» Task data:
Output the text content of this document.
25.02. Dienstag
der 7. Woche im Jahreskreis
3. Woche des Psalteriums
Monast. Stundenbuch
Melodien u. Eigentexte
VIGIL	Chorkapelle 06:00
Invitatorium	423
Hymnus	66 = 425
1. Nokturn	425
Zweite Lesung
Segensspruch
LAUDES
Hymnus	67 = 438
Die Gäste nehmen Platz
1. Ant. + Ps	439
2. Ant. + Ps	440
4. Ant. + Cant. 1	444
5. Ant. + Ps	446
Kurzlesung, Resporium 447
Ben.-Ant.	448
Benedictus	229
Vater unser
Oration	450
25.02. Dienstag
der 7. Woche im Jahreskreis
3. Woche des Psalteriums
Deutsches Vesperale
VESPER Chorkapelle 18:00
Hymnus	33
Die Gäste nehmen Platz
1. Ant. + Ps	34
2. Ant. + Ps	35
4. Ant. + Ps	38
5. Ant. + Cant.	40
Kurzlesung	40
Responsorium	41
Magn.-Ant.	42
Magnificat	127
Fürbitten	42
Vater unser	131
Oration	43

» Work required: Restate all of the entries above precisely.

» Task response:
Output the text content of this document.
25.02. Dienstag
der 7. Woche im Jahreskreis
3. Woche des Psalteriums
Monast. Stundenbuch
Melodien u. Eigentexte
VIGIL	Chorkapelle 06:00
Invitatorium	423
Hymnus	66 = 425
1. Nokturn	425
Zweite Lesung
Segensspruch
LAUDES
Hymnus	67 = 438
Die Gäste nehmen Platz
1. Ant. + Ps	439
2. Ant. + Ps	440
4. Ant. + Cant. 1	444
5. Ant. + Ps	446
Kurzlesung, Resporium 447
Ben.-Ant.	448
Benedictus	229
Vater unser
Oration	450
25.02. Dienstag
der 7. Woche im Jahreskreis
3. Woche des Psalteriums
Deutsches Vesperale
VESPER Chorkapelle 18:00
Hymnus	33
Die Gäste nehmen Platz
1. Ant. + Ps	34
2. Ant. + Ps	35
4. Ant. + Ps	38
5. Ant. + Cant.	40
Kurzlesung	40
Responsorium	41
Magn.-Ant.	42
Magnificat	127
Fürbitten	42
Vater unser	131
Oration	43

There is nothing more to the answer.